### INFORMATION SUPPLIED ###

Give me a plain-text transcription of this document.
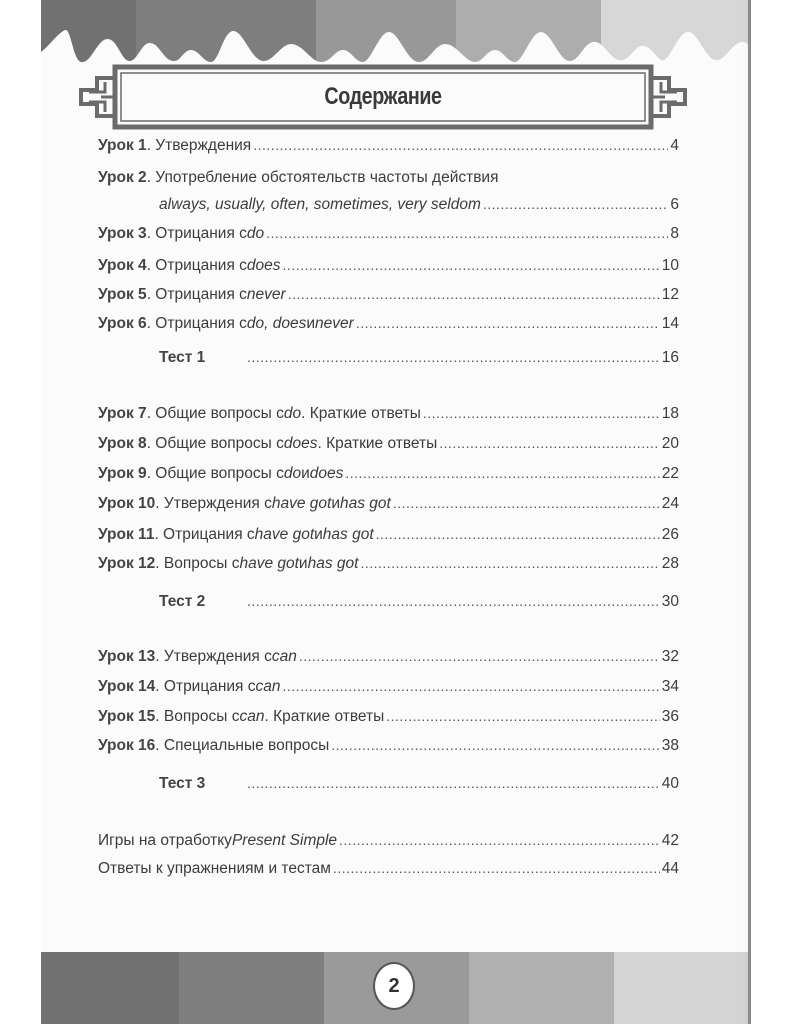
Содержание
Урок 1 . Утверждения .....	4
Урок 2 . Употребление обстоятельств частоты действия
always, usually, often, sometimes, very seldom .....	6
Урок 3 . Отрицания с do .....	8
Урок 4 . Отрицания с does .....	10
Урок 5 . Отрицания с never .....	12
Урок 6 . Отрицания с do, does и never .....	14
Тест 1 .....	16
Урок 7 . Общие вопросы с do . Краткие ответы .....	18
Урок 8 . Общие вопросы с does . Краткие ответы .....	20
Урок 9 . Общие вопросы с do и does .....	22
Урок 10 . Утверждения с have got и has got .....	24
Урок 11 . Отрицания с have got и has got .....	26
Урок 12 . Вопросы с have got и has got .....	28
Тест 2 .....	30
Урок 13 . Утверждения с can .....	32
Урок 14 . Отрицания с can .....	34
Урок 15 . Вопросы с can . Краткие ответы .....	36
Урок 16 . Специальные вопросы .....	38
Тест 3 .....	40
Игры на отработку Present Simple .....	42
Ответы к упражнениям и тестам .....	44
2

###

=== WHAT YOU ARE ASKED TO DO ===
Exclude the pictures. Write out the remaining data exactly.

=== RESPONSE TO THIS EXERCISE ===
Give me a plain-text transcription of this document.
Содержание
Урок 1 . Утверждения .....	4
Урок 2 . Употребление обстоятельств частоты действия
always, usually, often, sometimes, very seldom .....	6
Урок 3 . Отрицания с do .....	8
Урок 4 . Отрицания с does .....	10
Урок 5 . Отрицания с never .....	12
Урок 6 . Отрицания с do, does и never .....	14
Тест 1 .....	16
Урок 7 . Общие вопросы с do . Краткие ответы .....	18
Урок 8 . Общие вопросы с does . Краткие ответы .....	20
Урок 9 . Общие вопросы с do и does .....	22
Урок 10 . Утверждения с have got и has got .....	24
Урок 11 . Отрицания с have got и has got .....	26
Урок 12 . Вопросы с have got и has got .....	28
Тест 2 .....	30
Урок 13 . Утверждения с can .....	32
Урок 14 . Отрицания с can .....	34
Урок 15 . Вопросы с can . Краткие ответы .....	36
Урок 16 . Специальные вопросы .....	38
Тест 3 .....	40
Игры на отработку Present Simple .....	42
Ответы к упражнениям и тестам .....	44
2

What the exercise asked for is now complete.